# START OF Records provided

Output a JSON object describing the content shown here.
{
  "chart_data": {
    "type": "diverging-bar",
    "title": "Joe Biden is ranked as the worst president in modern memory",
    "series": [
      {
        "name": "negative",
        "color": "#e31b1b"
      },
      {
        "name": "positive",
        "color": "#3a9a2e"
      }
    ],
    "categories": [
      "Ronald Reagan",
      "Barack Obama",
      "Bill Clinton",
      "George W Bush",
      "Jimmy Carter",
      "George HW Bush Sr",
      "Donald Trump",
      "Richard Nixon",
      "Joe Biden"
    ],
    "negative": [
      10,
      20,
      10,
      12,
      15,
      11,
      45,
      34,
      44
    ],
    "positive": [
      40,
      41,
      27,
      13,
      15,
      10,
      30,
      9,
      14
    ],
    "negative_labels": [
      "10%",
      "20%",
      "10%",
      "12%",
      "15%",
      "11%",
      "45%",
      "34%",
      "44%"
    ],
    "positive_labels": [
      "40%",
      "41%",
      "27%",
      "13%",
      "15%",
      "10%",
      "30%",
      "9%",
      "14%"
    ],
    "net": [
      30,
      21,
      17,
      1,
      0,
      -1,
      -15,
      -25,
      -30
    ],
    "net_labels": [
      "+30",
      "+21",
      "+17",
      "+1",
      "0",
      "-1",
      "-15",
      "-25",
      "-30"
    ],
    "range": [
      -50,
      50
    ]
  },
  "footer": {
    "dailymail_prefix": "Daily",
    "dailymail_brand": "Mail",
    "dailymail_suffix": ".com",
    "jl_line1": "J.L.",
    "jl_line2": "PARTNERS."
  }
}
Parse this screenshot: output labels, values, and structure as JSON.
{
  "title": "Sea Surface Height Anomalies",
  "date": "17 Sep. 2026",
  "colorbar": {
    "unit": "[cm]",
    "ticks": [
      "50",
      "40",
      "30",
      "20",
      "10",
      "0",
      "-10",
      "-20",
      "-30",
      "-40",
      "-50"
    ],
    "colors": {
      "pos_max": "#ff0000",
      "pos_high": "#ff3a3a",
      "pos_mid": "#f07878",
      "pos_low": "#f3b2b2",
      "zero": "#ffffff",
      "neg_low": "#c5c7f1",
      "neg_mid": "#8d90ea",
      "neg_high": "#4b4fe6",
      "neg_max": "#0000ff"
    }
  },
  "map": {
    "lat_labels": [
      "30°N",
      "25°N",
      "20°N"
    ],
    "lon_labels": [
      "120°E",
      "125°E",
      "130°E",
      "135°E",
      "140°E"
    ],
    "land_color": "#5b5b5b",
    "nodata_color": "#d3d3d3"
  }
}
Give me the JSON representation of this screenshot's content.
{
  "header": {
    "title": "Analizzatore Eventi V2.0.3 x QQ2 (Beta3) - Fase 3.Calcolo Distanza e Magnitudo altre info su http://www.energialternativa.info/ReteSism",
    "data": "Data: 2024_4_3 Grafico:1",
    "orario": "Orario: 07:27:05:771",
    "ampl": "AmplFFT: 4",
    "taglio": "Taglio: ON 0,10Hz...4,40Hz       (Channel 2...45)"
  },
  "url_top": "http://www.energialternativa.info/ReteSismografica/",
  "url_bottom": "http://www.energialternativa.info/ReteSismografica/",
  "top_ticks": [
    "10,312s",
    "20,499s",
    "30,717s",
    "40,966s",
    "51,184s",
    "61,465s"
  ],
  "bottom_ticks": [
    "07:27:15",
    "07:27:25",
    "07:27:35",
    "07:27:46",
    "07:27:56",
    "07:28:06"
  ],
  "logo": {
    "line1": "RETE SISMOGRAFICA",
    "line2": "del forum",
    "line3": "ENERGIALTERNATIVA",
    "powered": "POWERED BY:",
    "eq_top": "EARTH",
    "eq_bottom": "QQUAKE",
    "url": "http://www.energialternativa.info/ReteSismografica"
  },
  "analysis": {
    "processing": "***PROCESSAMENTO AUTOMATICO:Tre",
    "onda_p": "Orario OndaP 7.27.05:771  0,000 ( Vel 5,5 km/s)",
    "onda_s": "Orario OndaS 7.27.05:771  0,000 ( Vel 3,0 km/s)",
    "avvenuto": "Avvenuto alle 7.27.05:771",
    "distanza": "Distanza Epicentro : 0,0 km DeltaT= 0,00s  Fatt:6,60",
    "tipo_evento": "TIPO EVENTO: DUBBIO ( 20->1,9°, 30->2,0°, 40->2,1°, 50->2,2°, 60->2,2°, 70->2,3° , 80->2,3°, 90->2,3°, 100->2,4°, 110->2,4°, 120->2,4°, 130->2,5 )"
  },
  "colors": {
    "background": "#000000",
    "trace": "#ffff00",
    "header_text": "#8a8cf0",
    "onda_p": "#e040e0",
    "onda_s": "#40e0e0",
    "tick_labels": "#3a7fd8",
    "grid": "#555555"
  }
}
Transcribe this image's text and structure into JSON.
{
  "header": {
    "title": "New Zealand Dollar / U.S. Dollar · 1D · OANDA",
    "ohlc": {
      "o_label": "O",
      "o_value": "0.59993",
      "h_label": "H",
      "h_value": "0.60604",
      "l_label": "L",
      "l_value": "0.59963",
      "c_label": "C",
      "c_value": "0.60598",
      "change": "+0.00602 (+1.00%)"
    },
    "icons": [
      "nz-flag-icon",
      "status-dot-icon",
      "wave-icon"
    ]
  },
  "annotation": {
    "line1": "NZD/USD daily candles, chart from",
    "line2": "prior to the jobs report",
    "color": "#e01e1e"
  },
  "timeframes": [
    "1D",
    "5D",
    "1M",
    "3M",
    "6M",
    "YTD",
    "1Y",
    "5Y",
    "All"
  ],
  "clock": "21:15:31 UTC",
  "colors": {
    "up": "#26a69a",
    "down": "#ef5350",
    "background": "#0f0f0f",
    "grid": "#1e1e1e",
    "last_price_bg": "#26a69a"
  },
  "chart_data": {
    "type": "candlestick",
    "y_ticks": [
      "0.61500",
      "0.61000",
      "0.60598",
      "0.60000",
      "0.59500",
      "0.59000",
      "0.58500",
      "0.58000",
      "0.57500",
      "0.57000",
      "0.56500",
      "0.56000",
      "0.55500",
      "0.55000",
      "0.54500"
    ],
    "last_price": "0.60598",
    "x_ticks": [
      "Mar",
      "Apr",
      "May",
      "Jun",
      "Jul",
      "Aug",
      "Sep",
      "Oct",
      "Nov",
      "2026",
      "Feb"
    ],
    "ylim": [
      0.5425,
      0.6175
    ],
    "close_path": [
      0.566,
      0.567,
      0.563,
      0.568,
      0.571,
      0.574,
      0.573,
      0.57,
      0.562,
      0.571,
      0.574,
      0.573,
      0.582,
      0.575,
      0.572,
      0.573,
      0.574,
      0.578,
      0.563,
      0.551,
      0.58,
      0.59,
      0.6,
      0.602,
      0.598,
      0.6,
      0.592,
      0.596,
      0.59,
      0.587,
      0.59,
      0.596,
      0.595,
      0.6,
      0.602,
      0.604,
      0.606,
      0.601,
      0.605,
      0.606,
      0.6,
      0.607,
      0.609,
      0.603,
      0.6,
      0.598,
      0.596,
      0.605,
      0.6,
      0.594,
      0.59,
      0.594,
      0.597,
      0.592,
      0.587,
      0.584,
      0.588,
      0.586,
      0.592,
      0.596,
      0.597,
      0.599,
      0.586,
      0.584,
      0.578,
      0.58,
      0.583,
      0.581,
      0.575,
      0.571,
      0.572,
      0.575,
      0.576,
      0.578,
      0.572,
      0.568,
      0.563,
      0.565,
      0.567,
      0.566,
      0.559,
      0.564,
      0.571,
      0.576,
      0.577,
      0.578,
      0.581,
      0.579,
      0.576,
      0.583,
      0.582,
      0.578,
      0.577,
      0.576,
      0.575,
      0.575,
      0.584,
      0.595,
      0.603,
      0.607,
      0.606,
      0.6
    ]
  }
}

# END OF Records provided

- **Problem requirements**: Print out all the entries precisely as written.

- **Output below**:
Output a JSON object describing the content shown here.
{
  "chart_data": {
    "type": "diverging-bar",
    "title": "Joe Biden is ranked as the worst president in modern memory",
    "series": [
      {
        "name": "negative",
        "color": "#e31b1b"
      },
      {
        "name": "positive",
        "color": "#3a9a2e"
      }
    ],
    "categories": [
      "Ronald Reagan",
      "Barack Obama",
      "Bill Clinton",
      "George W Bush",
      "Jimmy Carter",
      "George HW Bush Sr",
      "Donald Trump",
      "Richard Nixon",
      "Joe Biden"
    ],
    "negative": [
      10,
      20,
      10,
      12,
      15,
      11,
      45,
      34,
      44
    ],
    "positive": [
      40,
      41,
      27,
      13,
      15,
      10,
      30,
      9,
      14
    ],
    "negative_labels": [
      "10%",
      "20%",
      "10%",
      "12%",
      "15%",
      "11%",
      "45%",
      "34%",
      "44%"
    ],
    "positive_labels": [
      "40%",
      "41%",
      "27%",
      "13%",
      "15%",
      "10%",
      "30%",
      "9%",
      "14%"
    ],
    "net": [
      30,
      21,
      17,
      1,
      0,
      -1,
      -15,
      -25,
      -30
    ],
    "net_labels": [
      "+30",
      "+21",
      "+17",
      "+1",
      "0",
      "-1",
      "-15",
      "-25",
      "-30"
    ],
    "range": [
      -50,
      50
    ]
  },
  "footer": {
    "dailymail_prefix": "Daily",
    "dailymail_brand": "Mail",
    "dailymail_suffix": ".com",
    "jl_line1": "J.L.",
    "jl_line2": "PARTNERS."
  }
}
Parse this screenshot: output labels, values, and structure as JSON.
{
  "title": "Sea Surface Height Anomalies",
  "date": "17 Sep. 2026",
  "colorbar": {
    "unit": "[cm]",
    "ticks": [
      "50",
      "40",
      "30",
      "20",
      "10",
      "0",
      "-10",
      "-20",
      "-30",
      "-40",
      "-50"
    ],
    "colors": {
      "pos_max": "#ff0000",
      "pos_high": "#ff3a3a",
      "pos_mid": "#f07878",
      "pos_low": "#f3b2b2",
      "zero": "#ffffff",
      "neg_low": "#c5c7f1",
      "neg_mid": "#8d90ea",
      "neg_high": "#4b4fe6",
      "neg_max": "#0000ff"
    }
  },
  "map": {
    "lat_labels": [
      "30°N",
      "25°N",
      "20°N"
    ],
    "lon_labels": [
      "120°E",
      "125°E",
      "130°E",
      "135°E",
      "140°E"
    ],
    "land_color": "#5b5b5b",
    "nodata_color": "#d3d3d3"
  }
}
Give me the JSON representation of this screenshot's content.
{
  "header": {
    "title": "Analizzatore Eventi V2.0.3 x QQ2 (Beta3) - Fase 3.Calcolo Distanza e Magnitudo altre info su http://www.energialternativa.info/ReteSism",
    "data": "Data: 2024_4_3 Grafico:1",
    "orario": "Orario: 07:27:05:771",
    "ampl": "AmplFFT: 4",
    "taglio": "Taglio: ON 0,10Hz...4,40Hz       (Channel 2...45)"
  },
  "url_top": "http://www.energialternativa.info/ReteSismografica/",
  "url_bottom": "http://www.energialternativa.info/ReteSismografica/",
  "top_ticks": [
    "10,312s",
    "20,499s",
    "30,717s",
    "40,966s",
    "51,184s",
    "61,465s"
  ],
  "bottom_ticks": [
    "07:27:15",
    "07:27:25",
    "07:27:35",
    "07:27:46",
    "07:27:56",
    "07:28:06"
  ],
  "logo": {
    "line1": "RETE SISMOGRAFICA",
    "line2": "del forum",
    "line3": "ENERGIALTERNATIVA",
    "powered": "POWERED BY:",
    "eq_top": "EARTH",
    "eq_bottom": "QQUAKE",
    "url": "http://www.energialternativa.info/ReteSismografica"
  },
  "analysis": {
    "processing": "***PROCESSAMENTO AUTOMATICO:Tre",
    "onda_p": "Orario OndaP 7.27.05:771  0,000 ( Vel 5,5 km/s)",
    "onda_s": "Orario OndaS 7.27.05:771  0,000 ( Vel 3,0 km/s)",
    "avvenuto": "Avvenuto alle 7.27.05:771",
    "distanza": "Distanza Epicentro : 0,0 km DeltaT= 0,00s  Fatt:6,60",
    "tipo_evento": "TIPO EVENTO: DUBBIO ( 20->1,9°, 30->2,0°, 40->2,1°, 50->2,2°, 60->2,2°, 70->2,3° , 80->2,3°, 90->2,3°, 100->2,4°, 110->2,4°, 120->2,4°, 130->2,5 )"
  },
  "colors": {
    "background": "#000000",
    "trace": "#ffff00",
    "header_text": "#8a8cf0",
    "onda_p": "#e040e0",
    "onda_s": "#40e0e0",
    "tick_labels": "#3a7fd8",
    "grid": "#555555"
  }
}
Transcribe this image's text and structure into JSON.
{
  "header": {
    "title": "New Zealand Dollar / U.S. Dollar · 1D · OANDA",
    "ohlc": {
      "o_label": "O",
      "o_value": "0.59993",
      "h_label": "H",
      "h_value": "0.60604",
      "l_label": "L",
      "l_value": "0.59963",
      "c_label": "C",
      "c_value": "0.60598",
      "change": "+0.00602 (+1.00%)"
    },
    "icons": [
      "nz-flag-icon",
      "status-dot-icon",
      "wave-icon"
    ]
  },
  "annotation": {
    "line1": "NZD/USD daily candles, chart from",
    "line2": "prior to the jobs report",
    "color": "#e01e1e"
  },
  "timeframes": [
    "1D",
    "5D",
    "1M",
    "3M",
    "6M",
    "YTD",
    "1Y",
    "5Y",
    "All"
  ],
  "clock": "21:15:31 UTC",
  "colors": {
    "up": "#26a69a",
    "down": "#ef5350",
    "background": "#0f0f0f",
    "grid": "#1e1e1e",
    "last_price_bg": "#26a69a"
  },
  "chart_data": {
    "type": "candlestick",
    "y_ticks": [
      "0.61500",
      "0.61000",
      "0.60598",
      "0.60000",
      "0.59500",
      "0.59000",
      "0.58500",
      "0.58000",
      "0.57500",
      "0.57000",
      "0.56500",
      "0.56000",
      "0.55500",
      "0.55000",
      "0.54500"
    ],
    "last_price": "0.60598",
    "x_ticks": [
      "Mar",
      "Apr",
      "May",
      "Jun",
      "Jul",
      "Aug",
      "Sep",
      "Oct",
      "Nov",
      "2026",
      "Feb"
    ],
    "ylim": [
      0.5425,
      0.6175
    ],
    "close_path": [
      0.566,
      0.567,
      0.563,
      0.568,
      0.571,
      0.574,
      0.573,
      0.57,
      0.562,
      0.571,
      0.574,
      0.573,
      0.582,
      0.575,
      0.572,
      0.573,
      0.574,
      0.578,
      0.563,
      0.551,
      0.58,
      0.59,
      0.6,
      0.602,
      0.598,
      0.6,
      0.592,
      0.596,
      0.59,
      0.587,
      0.59,
      0.596,
      0.595,
      0.6,
      0.602,
      0.604,
      0.606,
      0.601,
      0.605,
      0.606,
      0.6,
      0.607,
      0.609,
      0.603,
      0.6,
      0.598,
      0.596,
      0.605,
      0.6,
      0.594,
      0.59,
      0.594,
      0.597,
      0.592,
      0.587,
      0.584,
      0.588,
      0.586,
      0.592,
      0.596,
      0.597,
      0.599,
      0.586,
      0.584,
      0.578,
      0.58,
      0.583,
      0.581,
      0.575,
      0.571,
      0.572,
      0.575,
      0.576,
      0.578,
      0.572,
      0.568,
      0.563,
      0.565,
      0.567,
      0.566,
      0.559,
      0.564,
      0.571,
      0.576,
      0.577,
      0.578,
      0.581,
      0.579,
      0.576,
      0.583,
      0.582,
      0.578,
      0.577,
      0.576,
      0.575,
      0.575,
      0.584,
      0.595,
      0.603,
      0.607,
      0.606,
      0.6
    ]
  }
}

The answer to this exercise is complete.